RECORDS SHOWN:
[Start]
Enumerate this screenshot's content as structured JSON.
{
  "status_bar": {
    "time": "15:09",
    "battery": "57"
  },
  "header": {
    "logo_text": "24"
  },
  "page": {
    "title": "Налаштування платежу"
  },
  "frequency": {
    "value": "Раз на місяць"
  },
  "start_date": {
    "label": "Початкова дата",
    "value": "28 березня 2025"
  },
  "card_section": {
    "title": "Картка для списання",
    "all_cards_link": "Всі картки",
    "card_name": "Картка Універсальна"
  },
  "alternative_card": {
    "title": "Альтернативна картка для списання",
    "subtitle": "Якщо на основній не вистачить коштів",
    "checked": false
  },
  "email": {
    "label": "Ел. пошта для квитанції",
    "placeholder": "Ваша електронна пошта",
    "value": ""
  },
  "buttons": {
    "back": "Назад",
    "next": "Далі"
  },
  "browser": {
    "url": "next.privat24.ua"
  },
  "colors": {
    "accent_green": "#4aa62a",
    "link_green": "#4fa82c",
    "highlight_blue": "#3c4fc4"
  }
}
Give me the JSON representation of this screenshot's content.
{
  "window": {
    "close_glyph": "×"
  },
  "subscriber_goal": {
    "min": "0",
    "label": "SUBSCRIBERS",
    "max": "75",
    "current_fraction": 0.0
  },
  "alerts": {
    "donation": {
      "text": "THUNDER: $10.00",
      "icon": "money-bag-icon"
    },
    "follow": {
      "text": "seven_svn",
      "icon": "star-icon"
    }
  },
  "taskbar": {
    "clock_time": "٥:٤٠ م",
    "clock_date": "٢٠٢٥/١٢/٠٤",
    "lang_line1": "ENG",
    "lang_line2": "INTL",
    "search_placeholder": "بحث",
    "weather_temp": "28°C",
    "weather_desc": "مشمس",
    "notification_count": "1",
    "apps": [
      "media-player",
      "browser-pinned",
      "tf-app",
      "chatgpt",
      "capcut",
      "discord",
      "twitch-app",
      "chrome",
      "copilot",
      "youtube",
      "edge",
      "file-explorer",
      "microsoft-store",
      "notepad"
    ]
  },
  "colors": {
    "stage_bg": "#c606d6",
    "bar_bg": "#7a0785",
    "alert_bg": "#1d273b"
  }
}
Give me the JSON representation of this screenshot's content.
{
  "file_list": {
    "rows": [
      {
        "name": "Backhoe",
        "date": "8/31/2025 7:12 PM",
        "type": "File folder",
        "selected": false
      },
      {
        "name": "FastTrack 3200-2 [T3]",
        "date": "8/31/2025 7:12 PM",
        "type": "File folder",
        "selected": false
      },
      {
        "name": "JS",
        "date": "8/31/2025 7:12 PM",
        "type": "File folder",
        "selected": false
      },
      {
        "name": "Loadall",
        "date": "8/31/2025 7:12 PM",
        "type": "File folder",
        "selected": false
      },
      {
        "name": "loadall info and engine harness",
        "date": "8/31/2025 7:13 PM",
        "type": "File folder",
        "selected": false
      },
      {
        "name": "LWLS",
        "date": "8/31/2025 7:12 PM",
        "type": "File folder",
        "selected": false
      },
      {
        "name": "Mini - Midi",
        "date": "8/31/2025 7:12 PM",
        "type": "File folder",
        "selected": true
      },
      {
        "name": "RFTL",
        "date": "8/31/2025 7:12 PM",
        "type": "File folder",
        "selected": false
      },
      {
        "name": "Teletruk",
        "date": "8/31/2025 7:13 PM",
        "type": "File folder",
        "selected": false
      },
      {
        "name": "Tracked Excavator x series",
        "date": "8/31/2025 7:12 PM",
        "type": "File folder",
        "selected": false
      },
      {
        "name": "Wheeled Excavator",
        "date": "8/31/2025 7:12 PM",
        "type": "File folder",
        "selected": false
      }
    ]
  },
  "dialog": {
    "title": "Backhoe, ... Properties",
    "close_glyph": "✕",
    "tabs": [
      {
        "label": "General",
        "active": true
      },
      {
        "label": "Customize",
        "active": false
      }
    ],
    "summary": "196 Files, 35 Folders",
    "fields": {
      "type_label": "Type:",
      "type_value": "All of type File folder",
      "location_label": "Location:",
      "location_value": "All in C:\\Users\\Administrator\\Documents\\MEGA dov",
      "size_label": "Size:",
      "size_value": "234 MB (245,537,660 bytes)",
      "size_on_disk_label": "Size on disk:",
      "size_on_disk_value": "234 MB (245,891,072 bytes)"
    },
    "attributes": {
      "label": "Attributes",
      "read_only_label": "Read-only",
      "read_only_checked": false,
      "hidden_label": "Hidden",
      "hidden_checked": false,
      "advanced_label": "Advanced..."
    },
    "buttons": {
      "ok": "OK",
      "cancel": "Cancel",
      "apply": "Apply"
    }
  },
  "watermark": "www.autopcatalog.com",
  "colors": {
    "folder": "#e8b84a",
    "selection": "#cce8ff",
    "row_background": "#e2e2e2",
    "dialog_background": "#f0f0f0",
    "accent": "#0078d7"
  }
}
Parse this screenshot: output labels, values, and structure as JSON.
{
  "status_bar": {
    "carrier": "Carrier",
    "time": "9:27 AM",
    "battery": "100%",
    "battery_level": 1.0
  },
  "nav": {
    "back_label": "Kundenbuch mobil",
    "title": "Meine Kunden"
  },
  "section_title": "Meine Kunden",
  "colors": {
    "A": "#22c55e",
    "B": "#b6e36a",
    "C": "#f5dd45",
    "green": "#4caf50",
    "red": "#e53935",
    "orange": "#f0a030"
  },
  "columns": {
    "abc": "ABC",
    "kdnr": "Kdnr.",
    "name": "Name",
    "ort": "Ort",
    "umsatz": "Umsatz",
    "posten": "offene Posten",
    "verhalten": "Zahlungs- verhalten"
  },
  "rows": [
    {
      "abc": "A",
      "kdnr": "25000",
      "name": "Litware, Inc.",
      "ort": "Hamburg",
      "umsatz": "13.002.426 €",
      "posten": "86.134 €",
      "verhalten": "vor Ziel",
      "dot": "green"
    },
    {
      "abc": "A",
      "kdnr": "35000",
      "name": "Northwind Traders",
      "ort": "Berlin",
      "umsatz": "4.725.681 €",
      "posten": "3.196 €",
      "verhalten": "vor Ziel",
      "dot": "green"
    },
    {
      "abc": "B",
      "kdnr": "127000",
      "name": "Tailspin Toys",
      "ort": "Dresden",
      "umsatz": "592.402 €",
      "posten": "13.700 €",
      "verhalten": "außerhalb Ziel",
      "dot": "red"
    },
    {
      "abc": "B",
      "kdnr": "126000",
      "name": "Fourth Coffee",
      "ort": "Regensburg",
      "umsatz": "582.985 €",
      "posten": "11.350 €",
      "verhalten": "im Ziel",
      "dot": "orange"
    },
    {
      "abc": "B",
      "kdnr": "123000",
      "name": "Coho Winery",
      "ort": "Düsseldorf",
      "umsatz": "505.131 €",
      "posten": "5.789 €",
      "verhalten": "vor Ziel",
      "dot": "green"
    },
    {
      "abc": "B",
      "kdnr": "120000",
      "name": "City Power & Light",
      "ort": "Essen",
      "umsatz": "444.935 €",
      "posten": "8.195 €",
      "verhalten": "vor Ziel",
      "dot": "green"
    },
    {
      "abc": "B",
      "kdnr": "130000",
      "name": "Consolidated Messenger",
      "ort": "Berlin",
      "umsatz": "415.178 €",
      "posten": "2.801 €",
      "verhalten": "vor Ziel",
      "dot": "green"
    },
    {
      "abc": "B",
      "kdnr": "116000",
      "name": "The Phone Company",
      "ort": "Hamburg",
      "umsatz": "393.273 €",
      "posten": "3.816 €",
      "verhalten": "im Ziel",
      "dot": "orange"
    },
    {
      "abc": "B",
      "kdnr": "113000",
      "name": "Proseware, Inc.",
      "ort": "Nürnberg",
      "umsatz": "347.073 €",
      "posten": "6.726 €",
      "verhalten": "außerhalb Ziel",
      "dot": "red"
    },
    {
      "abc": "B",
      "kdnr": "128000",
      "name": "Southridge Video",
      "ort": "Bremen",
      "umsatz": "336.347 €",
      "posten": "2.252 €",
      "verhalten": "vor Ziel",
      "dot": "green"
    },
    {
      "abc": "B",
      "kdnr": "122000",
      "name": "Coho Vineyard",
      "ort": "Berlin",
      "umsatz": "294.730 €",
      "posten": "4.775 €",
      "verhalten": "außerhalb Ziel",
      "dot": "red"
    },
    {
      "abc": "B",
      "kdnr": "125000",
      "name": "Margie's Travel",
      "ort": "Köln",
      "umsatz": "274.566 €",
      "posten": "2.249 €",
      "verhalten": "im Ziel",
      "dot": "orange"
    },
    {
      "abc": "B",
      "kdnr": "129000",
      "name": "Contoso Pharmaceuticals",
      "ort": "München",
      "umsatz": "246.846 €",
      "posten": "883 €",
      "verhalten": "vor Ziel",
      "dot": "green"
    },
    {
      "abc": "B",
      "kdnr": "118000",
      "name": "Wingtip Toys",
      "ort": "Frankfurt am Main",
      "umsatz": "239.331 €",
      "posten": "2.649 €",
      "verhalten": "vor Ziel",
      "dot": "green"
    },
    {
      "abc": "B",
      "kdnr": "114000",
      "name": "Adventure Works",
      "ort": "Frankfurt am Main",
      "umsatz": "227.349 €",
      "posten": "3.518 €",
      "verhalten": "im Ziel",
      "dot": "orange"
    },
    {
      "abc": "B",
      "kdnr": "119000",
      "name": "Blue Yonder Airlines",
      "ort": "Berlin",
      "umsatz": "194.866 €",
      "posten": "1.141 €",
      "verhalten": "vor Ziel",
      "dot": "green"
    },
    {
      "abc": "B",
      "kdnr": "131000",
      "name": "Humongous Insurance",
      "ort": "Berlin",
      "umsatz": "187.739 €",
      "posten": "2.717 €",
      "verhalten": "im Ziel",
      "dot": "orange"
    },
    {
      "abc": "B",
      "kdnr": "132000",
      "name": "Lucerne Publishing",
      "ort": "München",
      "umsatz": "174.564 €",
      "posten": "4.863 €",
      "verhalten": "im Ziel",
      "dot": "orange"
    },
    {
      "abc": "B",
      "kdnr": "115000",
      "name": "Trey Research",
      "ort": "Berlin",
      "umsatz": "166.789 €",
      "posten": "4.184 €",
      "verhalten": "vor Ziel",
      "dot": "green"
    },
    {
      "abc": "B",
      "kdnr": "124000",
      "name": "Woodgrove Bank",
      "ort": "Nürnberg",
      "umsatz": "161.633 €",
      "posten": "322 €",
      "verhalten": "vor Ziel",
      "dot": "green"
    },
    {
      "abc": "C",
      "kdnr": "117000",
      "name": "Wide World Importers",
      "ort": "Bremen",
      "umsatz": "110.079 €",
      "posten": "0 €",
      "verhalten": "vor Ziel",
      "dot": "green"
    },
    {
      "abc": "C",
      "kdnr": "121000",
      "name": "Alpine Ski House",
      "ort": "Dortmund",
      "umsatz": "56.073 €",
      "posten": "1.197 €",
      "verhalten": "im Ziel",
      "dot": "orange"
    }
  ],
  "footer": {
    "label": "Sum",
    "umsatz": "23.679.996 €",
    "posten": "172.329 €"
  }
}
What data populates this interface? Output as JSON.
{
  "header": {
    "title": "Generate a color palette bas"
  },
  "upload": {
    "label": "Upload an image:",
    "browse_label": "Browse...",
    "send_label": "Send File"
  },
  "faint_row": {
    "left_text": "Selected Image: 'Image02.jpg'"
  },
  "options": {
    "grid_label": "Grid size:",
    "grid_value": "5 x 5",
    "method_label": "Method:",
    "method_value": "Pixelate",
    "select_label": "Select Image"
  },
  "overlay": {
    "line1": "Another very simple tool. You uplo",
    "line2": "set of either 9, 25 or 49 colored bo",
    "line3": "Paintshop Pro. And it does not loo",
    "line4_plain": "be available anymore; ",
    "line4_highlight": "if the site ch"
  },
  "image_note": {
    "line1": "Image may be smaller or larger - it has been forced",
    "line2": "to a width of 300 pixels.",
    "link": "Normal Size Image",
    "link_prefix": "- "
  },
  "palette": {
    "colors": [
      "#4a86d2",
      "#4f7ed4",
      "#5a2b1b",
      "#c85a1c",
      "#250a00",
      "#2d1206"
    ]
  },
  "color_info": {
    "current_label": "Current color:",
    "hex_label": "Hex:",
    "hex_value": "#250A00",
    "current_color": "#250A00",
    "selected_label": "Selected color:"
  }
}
[End]
EXERCISE GOAL:
Across the data above, how many lines include the word "Excavator"? Give only the count.

TASK SOLUTION:
2